Nor does the difficulty go away if we adopt the
supernaturalistic view of natural law. On this view, natural laws only
describe what happens when supernatural forces are absent; a genuine
miracle does not violate natural law because it is the effect of a
supernatural cause. Suppose an extraordinary event occurs, which the
apologist would like to attribute to a supernatural cause. The
following two states of affairs appear to be empirically
indistinguishable:
1. The event is the result of a natural cause that
we are as yet unable to identify.
2.
The event is the result of a supernatural
cause.
This, of course, is due to the fact that we do not observe the cause of
the event in either of these cases-- in the first, it is because the
cause is unknown to us, and in the second, because supernatural causes
are unobservable ex hypothesi. Thus the issue here is whether
we should suppose that our failure to observe any cause for the event
is due to our (perhaps temporary) inability to fully identify all of
the natural forces that were operating to produce it, or whether it is
because the cause, being supernatural, is in principle unobservable. If
Flew is right, then in order to identify the event as a miracle, we
must find some way to rule out the possibility of ever finding a
natural cause for it; furthermore, if the identification of this event
as a miracle is to serve any apologetic purpose, we must find some
empirical grounds for doing this.
To complicate matters even further, there is yet a
third possibility, which is that:
3. The event has no cause at all.
That is, it is possible that the event is simply
uncaused or spontaneous. It is clear that there can be no
observable difference between an event that has a supernatural cause,
since such a cause is in principle unobservable, and one that
fails to have a cause. The challenge for an account of miracles as
supernaturally caused is to show what the difference is between
conceiving an event as having a supernatural cause, and conceiving of
it as simply lacking any cause at all.
The implications of this are quite significant:
Even if the naturalist were forced to admit that an event had no
natural cause, and that nature is, therefore, not fully lawlike, this
does not commit him to supernaturalism. It is possible that nature
undergoes spontaneous lapses in its uniformity. Such events would be
nonrepeatable counterinstances to natural law, but they would not be
miracles. They would fall within the unaided potentialities of nature;
the naturalist need not admit the necessity of supernatural
intervention to produce such events, because their occurrence requires
no appeal to any transcendent reality. Indeed, should we become
persuaded that an event has occurred that has no natural cause, the
naturalist may argue that simplicity dictates that we forgo any appeal
to the supernatural, since this would involve the introduction of an
additional entity (God) without any corresponding benefit in
explanatory power.

Stored items from a collection
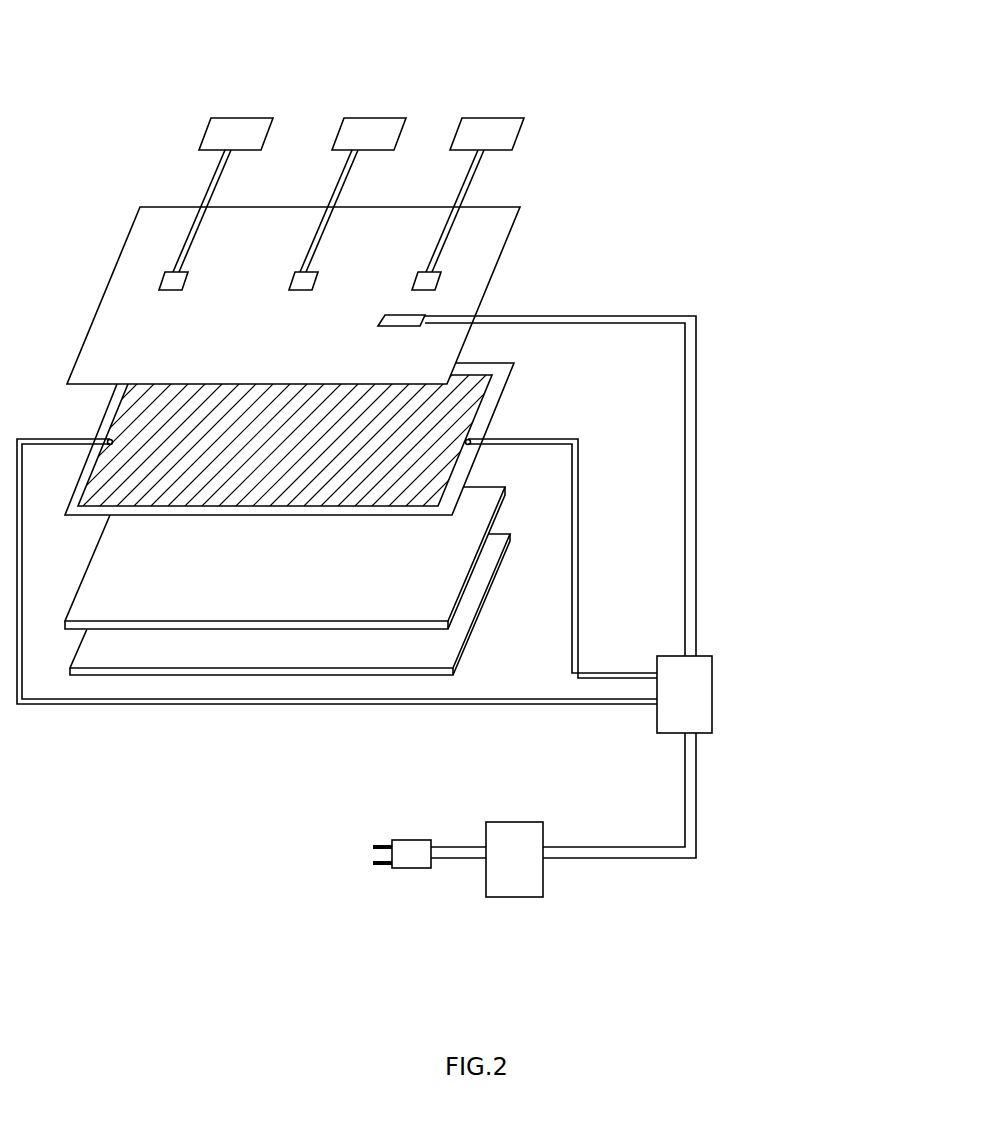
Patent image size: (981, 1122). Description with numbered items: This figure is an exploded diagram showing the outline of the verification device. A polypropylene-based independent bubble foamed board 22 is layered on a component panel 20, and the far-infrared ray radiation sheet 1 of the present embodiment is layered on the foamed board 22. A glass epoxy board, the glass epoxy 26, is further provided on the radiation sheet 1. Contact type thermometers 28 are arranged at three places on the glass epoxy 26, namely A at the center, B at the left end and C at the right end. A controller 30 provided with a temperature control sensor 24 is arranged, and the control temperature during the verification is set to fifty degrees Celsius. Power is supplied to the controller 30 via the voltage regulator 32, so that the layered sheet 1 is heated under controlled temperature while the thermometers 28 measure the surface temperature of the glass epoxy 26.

The far-infrared ray radiation sheet 1 is at (443, 412).
The component panel 20 is at (372, 643).
The polypropylene-based independent bubble foamed board 22 is at (143, 590).
The temperature control sensor 24 is at (402, 322).
The glass epoxy 26 is at (487, 230).
The contact type thermometer 28 is at (457, 128).
The controller 30 is at (708, 687).
The voltage regulator 32 is at (523, 877).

▶ **WRITTEN EXERCISE 1**
Return the stretch of the passage on miracles from "This, of course, is" through "for doing this.".
▶ **WRITTEN EXERCISE 2**
List each numbered possibility that the passage on miracles gives for what lies behind an extraordinary event.

▶ **REPLY 1**
This, of course, is due to the fact that we do not observe the cause of
the event in either of these cases-- in the first, it is because the
cause is unknown to us, and in the second, because supernatural causes
are unobservable ex hypothesi. Thus the issue here is whether
we should suppose that our failure to observe any cause for the event
is due to our (perhaps temporary) inability to fully identify all of
the natural forces that were operating to produce it, or whether it is
because the cause, being supernatural, is in principle unobservable. If
Flew is right, then in order to identify the event as a miracle, we
must find some way to rule out the possibility of ever finding a
natural cause for it; furthermore, if the identification of this event
as a miracle is to serve any apologetic purpose, we must find some
empirical grounds for doing this.

▶ **REPLY 2**
1. The event is the result of a natural cause that we are as yet unable to identify.
2. The event is the result of a supernatural cause.
3. The event has no cause at all.